- _EINGABEDATEN_
╔══
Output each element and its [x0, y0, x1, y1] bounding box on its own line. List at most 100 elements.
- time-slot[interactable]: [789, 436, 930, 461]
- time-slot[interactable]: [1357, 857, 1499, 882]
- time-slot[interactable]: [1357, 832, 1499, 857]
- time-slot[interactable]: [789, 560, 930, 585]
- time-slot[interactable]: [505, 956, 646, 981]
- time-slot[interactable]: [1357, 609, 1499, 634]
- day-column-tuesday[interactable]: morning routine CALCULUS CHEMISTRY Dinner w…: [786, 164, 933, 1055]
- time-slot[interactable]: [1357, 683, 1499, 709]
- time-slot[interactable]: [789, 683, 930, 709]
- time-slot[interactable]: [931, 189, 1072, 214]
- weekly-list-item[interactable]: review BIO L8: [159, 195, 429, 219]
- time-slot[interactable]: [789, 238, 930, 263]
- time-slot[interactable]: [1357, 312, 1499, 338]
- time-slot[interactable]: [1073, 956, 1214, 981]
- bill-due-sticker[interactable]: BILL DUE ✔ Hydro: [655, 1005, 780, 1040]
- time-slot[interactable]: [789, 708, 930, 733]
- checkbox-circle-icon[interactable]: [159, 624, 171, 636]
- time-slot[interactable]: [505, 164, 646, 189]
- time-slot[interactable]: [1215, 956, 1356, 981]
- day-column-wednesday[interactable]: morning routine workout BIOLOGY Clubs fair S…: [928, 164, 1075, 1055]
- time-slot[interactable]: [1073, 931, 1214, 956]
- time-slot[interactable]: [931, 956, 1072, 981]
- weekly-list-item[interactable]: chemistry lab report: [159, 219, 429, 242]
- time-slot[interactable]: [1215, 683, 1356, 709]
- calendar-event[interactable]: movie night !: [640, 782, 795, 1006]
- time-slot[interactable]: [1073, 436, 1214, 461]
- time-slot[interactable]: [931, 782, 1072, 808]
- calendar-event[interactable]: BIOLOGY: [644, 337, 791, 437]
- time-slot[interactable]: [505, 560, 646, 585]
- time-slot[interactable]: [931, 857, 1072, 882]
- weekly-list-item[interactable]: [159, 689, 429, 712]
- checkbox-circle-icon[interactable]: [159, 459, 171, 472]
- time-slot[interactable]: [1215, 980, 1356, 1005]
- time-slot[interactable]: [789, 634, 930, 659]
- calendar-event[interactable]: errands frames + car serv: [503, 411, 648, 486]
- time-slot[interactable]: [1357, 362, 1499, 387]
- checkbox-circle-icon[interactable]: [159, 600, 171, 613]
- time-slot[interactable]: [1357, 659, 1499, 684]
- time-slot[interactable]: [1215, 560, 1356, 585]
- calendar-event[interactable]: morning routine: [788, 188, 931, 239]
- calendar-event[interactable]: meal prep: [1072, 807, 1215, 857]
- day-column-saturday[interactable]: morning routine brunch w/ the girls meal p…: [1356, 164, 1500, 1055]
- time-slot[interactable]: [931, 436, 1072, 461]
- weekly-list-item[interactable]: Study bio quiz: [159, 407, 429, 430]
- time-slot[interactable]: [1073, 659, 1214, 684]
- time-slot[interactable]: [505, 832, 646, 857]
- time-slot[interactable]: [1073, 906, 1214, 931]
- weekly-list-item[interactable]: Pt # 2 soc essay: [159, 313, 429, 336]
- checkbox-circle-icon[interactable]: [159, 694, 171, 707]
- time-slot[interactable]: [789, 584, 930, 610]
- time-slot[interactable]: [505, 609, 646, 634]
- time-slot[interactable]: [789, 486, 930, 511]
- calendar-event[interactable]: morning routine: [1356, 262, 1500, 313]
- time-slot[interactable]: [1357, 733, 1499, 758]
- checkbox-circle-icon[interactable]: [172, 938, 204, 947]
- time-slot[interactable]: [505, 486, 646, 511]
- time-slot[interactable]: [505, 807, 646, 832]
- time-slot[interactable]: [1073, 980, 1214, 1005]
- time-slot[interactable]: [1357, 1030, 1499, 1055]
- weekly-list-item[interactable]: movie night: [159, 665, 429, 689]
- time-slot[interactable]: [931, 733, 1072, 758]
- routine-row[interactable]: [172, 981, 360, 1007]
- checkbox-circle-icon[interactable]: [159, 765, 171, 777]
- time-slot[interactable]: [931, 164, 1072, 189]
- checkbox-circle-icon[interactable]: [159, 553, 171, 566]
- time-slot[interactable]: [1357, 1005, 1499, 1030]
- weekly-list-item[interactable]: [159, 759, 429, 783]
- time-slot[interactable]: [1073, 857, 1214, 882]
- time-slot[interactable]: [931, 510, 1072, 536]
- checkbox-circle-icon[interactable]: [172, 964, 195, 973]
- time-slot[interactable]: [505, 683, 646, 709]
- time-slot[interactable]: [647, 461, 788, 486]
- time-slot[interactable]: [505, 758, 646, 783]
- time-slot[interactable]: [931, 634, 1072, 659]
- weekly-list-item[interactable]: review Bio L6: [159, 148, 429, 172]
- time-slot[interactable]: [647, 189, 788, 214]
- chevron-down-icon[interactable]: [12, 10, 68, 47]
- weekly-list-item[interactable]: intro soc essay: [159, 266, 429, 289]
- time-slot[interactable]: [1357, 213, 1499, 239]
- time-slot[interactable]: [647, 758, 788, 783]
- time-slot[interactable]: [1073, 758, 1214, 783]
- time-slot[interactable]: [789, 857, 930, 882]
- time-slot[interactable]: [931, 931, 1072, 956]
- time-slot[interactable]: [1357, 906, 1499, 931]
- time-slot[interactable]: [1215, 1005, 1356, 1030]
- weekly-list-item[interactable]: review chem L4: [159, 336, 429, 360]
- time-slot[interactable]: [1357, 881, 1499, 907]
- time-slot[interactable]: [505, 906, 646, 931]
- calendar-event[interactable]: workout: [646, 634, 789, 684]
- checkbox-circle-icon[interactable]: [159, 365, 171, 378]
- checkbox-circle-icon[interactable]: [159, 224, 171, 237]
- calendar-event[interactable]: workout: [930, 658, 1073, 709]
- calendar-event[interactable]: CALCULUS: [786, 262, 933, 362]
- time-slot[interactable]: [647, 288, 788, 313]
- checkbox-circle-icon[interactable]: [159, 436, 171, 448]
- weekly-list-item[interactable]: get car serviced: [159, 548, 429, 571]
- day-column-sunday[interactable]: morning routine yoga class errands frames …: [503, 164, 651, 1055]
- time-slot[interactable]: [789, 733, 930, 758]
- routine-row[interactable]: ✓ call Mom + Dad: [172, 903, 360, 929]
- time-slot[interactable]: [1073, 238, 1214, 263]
╚══
- _AUFGABE_
Kannst du die obigen Daten vollständig und Zeile für Zeile unverändert abschreiben?

- _LÖSUNG_
Output each element and its [x0, y0, x1, y1] bounding box on its own line. List at most 100 elements.
- time-slot[interactable]: [789, 436, 930, 461]
- time-slot[interactable]: [1357, 857, 1499, 882]
- time-slot[interactable]: [1357, 832, 1499, 857]
- time-slot[interactable]: [789, 560, 930, 585]
- time-slot[interactable]: [505, 956, 646, 981]
- time-slot[interactable]: [1357, 609, 1499, 634]
- day-column-tuesday[interactable]: morning routine CALCULUS CHEMISTRY Dinner w…: [786, 164, 933, 1055]
- time-slot[interactable]: [1357, 683, 1499, 709]
- time-slot[interactable]: [789, 683, 930, 709]
- time-slot[interactable]: [931, 189, 1072, 214]
- weekly-list-item[interactable]: review BIO L8: [159, 195, 429, 219]
- time-slot[interactable]: [789, 238, 930, 263]
- time-slot[interactable]: [1357, 312, 1499, 338]
- time-slot[interactable]: [1073, 956, 1214, 981]
- bill-due-sticker[interactable]: BILL DUE ✔ Hydro: [655, 1005, 780, 1040]
- time-slot[interactable]: [789, 708, 930, 733]
- checkbox-circle-icon[interactable]: [159, 624, 171, 636]
- time-slot[interactable]: [505, 164, 646, 189]
- time-slot[interactable]: [1215, 956, 1356, 981]
- day-column-wednesday[interactable]: morning routine workout BIOLOGY Clubs fair S…: [928, 164, 1075, 1055]
- time-slot[interactable]: [1073, 931, 1214, 956]
- time-slot[interactable]: [931, 956, 1072, 981]
- weekly-list-item[interactable]: chemistry lab report: [159, 219, 429, 242]
- time-slot[interactable]: [1215, 683, 1356, 709]
- calendar-event[interactable]: movie night !: [640, 782, 795, 1006]
- time-slot[interactable]: [1073, 436, 1214, 461]
- time-slot[interactable]: [931, 782, 1072, 808]
- calendar-event[interactable]: BIOLOGY: [644, 337, 791, 437]
- time-slot[interactable]: [505, 560, 646, 585]
- time-slot[interactable]: [931, 857, 1072, 882]
- weekly-list-item[interactable]: [159, 689, 429, 712]
- checkbox-circle-icon[interactable]: [159, 459, 171, 472]
- time-slot[interactable]: [1215, 980, 1356, 1005]
- time-slot[interactable]: [789, 634, 930, 659]
- calendar-event[interactable]: errands frames + car serv: [503, 411, 648, 486]
- time-slot[interactable]: [1357, 362, 1499, 387]
- checkbox-circle-icon[interactable]: [159, 600, 171, 613]
- time-slot[interactable]: [1357, 659, 1499, 684]
- time-slot[interactable]: [1215, 560, 1356, 585]
- calendar-event[interactable]: morning routine: [788, 188, 931, 239]
- calendar-event[interactable]: meal prep: [1072, 807, 1215, 857]
- day-column-saturday[interactable]: morning routine brunch w/ the girls meal p…: [1356, 164, 1500, 1055]
- time-slot[interactable]: [931, 436, 1072, 461]
- weekly-list-item[interactable]: Study bio quiz: [159, 407, 429, 430]
- time-slot[interactable]: [1073, 659, 1214, 684]
- time-slot[interactable]: [505, 832, 646, 857]
- time-slot[interactable]: [1073, 906, 1214, 931]
- weekly-list-item[interactable]: Pt # 2 soc essay: [159, 313, 429, 336]
- checkbox-circle-icon[interactable]: [159, 694, 171, 707]
- time-slot[interactable]: [789, 584, 930, 610]
- time-slot[interactable]: [505, 609, 646, 634]
- time-slot[interactable]: [789, 486, 930, 511]
- calendar-event[interactable]: morning routine: [1356, 262, 1500, 313]
- time-slot[interactable]: [1357, 733, 1499, 758]
- checkbox-circle-icon[interactable]: [172, 938, 204, 947]
- time-slot[interactable]: [505, 486, 646, 511]
- time-slot[interactable]: [505, 807, 646, 832]
- time-slot[interactable]: [1073, 980, 1214, 1005]
- time-slot[interactable]: [1357, 1030, 1499, 1055]
- weekly-list-item[interactable]: movie night: [159, 665, 429, 689]
- time-slot[interactable]: [931, 733, 1072, 758]
- routine-row[interactable]: [172, 981, 360, 1007]
- checkbox-circle-icon[interactable]: [159, 765, 171, 777]
- time-slot[interactable]: [931, 164, 1072, 189]
- checkbox-circle-icon[interactable]: [159, 553, 171, 566]
- time-slot[interactable]: [1357, 1005, 1499, 1030]
- weekly-list-item[interactable]: [159, 759, 429, 783]
- time-slot[interactable]: [1073, 857, 1214, 882]
- time-slot[interactable]: [931, 510, 1072, 536]
- checkbox-circle-icon[interactable]: [172, 964, 195, 973]
- time-slot[interactable]: [505, 683, 646, 709]
- time-slot[interactable]: [647, 461, 788, 486]
- time-slot[interactable]: [505, 758, 646, 783]
- time-slot[interactable]: [931, 634, 1072, 659]
- weekly-list-item[interactable]: review Bio L6: [159, 148, 429, 172]
- time-slot[interactable]: [647, 189, 788, 214]
- chevron-down-icon[interactable]: [12, 10, 68, 47]
- weekly-list-item[interactable]: intro soc essay: [159, 266, 429, 289]
- time-slot[interactable]: [1357, 213, 1499, 239]
- time-slot[interactable]: [647, 758, 788, 783]
- time-slot[interactable]: [1073, 758, 1214, 783]
- time-slot[interactable]: [789, 857, 930, 882]
- time-slot[interactable]: [931, 931, 1072, 956]
- time-slot[interactable]: [1357, 906, 1499, 931]
- time-slot[interactable]: [1215, 1005, 1356, 1030]
- weekly-list-item[interactable]: review chem L4: [159, 336, 429, 360]
- time-slot[interactable]: [1357, 881, 1499, 907]
- time-slot[interactable]: [505, 906, 646, 931]
- calendar-event[interactable]: workout: [646, 634, 789, 684]
- checkbox-circle-icon[interactable]: [159, 365, 171, 378]
- checkbox-circle-icon[interactable]: [159, 224, 171, 237]
- calendar-event[interactable]: workout: [930, 658, 1073, 709]
- calendar-event[interactable]: CALCULUS: [786, 262, 933, 362]
- time-slot[interactable]: [647, 288, 788, 313]
- checkbox-circle-icon[interactable]: [159, 436, 171, 448]
- weekly-list-item[interactable]: get car serviced: [159, 548, 429, 571]
- day-column-sunday[interactable]: morning routine yoga class errands frames …: [503, 164, 651, 1055]
- time-slot[interactable]: [789, 733, 930, 758]
- routine-row[interactable]: ✓ call Mom + Dad: [172, 903, 360, 929]
- time-slot[interactable]: [1073, 238, 1214, 263]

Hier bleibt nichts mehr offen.